*OBJECTIVE*
Pull out every line below that holds the word "zakaz".

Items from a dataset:
============================================================

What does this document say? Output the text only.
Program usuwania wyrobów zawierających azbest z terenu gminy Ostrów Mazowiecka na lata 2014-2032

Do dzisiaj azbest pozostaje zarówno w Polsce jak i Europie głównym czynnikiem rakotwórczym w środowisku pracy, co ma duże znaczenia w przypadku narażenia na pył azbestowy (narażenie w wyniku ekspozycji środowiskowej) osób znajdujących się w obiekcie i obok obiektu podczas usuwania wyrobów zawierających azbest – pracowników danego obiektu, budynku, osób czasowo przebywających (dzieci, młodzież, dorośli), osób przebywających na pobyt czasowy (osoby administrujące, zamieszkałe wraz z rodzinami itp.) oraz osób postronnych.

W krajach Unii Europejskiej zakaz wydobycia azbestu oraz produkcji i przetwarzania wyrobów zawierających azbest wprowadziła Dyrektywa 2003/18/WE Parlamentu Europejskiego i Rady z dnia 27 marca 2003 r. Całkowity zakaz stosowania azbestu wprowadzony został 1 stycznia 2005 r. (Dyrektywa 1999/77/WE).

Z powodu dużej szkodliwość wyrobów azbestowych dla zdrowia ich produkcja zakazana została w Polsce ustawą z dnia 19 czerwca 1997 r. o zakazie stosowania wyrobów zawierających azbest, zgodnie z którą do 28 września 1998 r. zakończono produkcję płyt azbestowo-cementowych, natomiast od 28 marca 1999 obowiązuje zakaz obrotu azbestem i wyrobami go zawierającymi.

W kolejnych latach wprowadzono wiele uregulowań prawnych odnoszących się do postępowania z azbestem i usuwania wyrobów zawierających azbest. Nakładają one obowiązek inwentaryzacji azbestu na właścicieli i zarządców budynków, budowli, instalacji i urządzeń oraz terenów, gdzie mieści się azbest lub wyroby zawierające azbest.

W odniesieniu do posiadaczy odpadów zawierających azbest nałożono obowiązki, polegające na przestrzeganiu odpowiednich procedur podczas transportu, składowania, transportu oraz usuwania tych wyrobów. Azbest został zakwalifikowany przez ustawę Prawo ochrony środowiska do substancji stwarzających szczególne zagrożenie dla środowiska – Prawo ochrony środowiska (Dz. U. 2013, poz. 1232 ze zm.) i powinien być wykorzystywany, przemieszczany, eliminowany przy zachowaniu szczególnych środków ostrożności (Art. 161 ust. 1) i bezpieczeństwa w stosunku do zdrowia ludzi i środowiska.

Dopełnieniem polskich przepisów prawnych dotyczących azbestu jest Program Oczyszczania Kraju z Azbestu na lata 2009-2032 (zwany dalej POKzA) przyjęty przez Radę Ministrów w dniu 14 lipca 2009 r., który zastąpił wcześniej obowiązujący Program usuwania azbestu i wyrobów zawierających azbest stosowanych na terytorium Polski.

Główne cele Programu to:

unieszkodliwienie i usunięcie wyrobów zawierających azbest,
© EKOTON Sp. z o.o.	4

============================================================

*RESULT FOR THIS TASK*
W krajach Unii Europejskiej zakaz wydobycia azbestu oraz produkcji i przetwarzania wyrobów zawierających azbest wprowadziła Dyrektywa 2003/18/WE Parlamentu Europejskiego i Rady z dnia 27 marca 2003 r. Całkowity zakaz stosowania azbestu wprowadzony został 1 stycznia 2005 r. (Dyrektywa 1999/77/WE).
Z powodu dużej szkodliwość wyrobów azbestowych dla zdrowia ich produkcja zakazana została w Polsce ustawą z dnia 19 czerwca 1997 r. o zakazie stosowania wyrobów zawierających azbest, zgodnie z którą do 28 września 1998 r. zakończono produkcję płyt azbestowo-cementowych, natomiast od 28 marca 1999 obowiązuje zakaz obrotu azbestem i wyrobami go zawierającymi.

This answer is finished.